'''
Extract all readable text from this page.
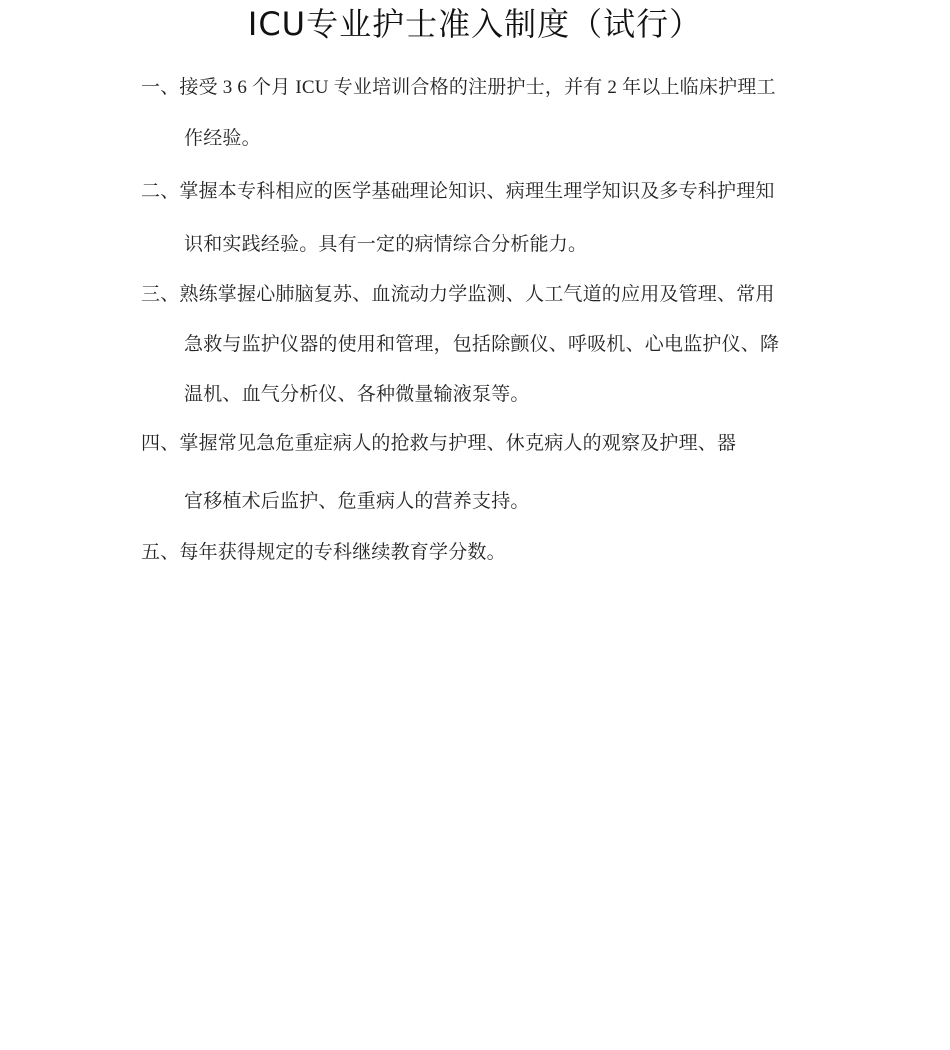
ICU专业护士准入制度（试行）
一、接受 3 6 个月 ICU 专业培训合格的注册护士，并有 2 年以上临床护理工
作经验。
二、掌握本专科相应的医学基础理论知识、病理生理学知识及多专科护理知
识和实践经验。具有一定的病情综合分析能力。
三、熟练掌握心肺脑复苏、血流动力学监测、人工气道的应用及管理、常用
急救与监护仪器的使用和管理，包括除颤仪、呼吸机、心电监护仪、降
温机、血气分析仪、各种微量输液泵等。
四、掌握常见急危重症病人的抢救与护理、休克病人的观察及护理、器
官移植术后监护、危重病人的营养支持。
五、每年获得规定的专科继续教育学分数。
'''
'''
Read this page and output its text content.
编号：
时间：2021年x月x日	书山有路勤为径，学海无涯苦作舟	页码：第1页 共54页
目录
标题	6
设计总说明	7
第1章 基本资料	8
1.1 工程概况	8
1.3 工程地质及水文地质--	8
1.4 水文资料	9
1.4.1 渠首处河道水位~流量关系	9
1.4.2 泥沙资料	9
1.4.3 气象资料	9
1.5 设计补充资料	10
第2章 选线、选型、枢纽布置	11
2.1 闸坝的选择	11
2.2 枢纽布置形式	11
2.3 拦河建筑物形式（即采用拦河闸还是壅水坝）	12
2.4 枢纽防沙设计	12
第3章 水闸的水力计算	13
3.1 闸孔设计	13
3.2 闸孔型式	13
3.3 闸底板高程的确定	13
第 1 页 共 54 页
'''
'''
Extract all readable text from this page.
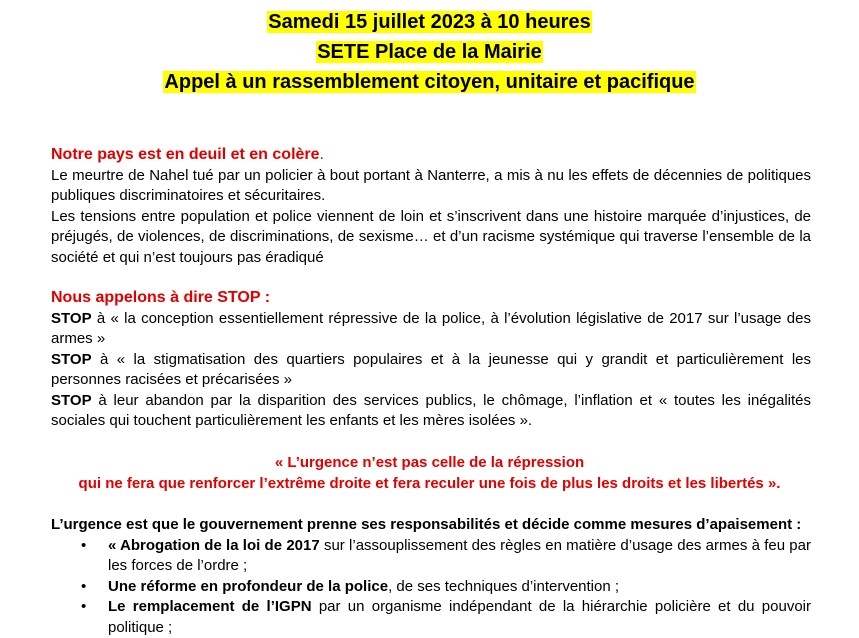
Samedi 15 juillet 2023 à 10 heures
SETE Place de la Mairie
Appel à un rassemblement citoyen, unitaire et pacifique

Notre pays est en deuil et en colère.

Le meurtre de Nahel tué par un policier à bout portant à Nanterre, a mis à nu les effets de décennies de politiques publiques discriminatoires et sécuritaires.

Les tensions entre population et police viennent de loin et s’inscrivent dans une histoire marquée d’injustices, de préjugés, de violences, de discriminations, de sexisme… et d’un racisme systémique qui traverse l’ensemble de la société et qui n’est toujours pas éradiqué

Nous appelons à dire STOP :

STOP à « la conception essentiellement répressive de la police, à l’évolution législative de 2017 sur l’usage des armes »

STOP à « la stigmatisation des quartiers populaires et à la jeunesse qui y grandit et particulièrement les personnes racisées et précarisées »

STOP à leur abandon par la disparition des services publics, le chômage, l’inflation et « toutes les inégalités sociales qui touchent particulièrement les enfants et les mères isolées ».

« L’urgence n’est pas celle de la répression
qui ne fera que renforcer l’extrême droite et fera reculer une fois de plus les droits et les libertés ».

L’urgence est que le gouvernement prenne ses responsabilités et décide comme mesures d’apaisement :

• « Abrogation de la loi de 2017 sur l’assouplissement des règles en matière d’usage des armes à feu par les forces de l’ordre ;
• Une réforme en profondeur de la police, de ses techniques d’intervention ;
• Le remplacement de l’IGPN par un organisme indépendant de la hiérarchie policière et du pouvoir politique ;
'''
▶ **Exercise details**: Look through the records and gather each line with the word "urgence".

▶ **Expected output**:
« L’urgence n’est pas celle de la répression
L’urgence est que le gouvernement prenne ses responsabilités et décide comme mesures d’apaisement :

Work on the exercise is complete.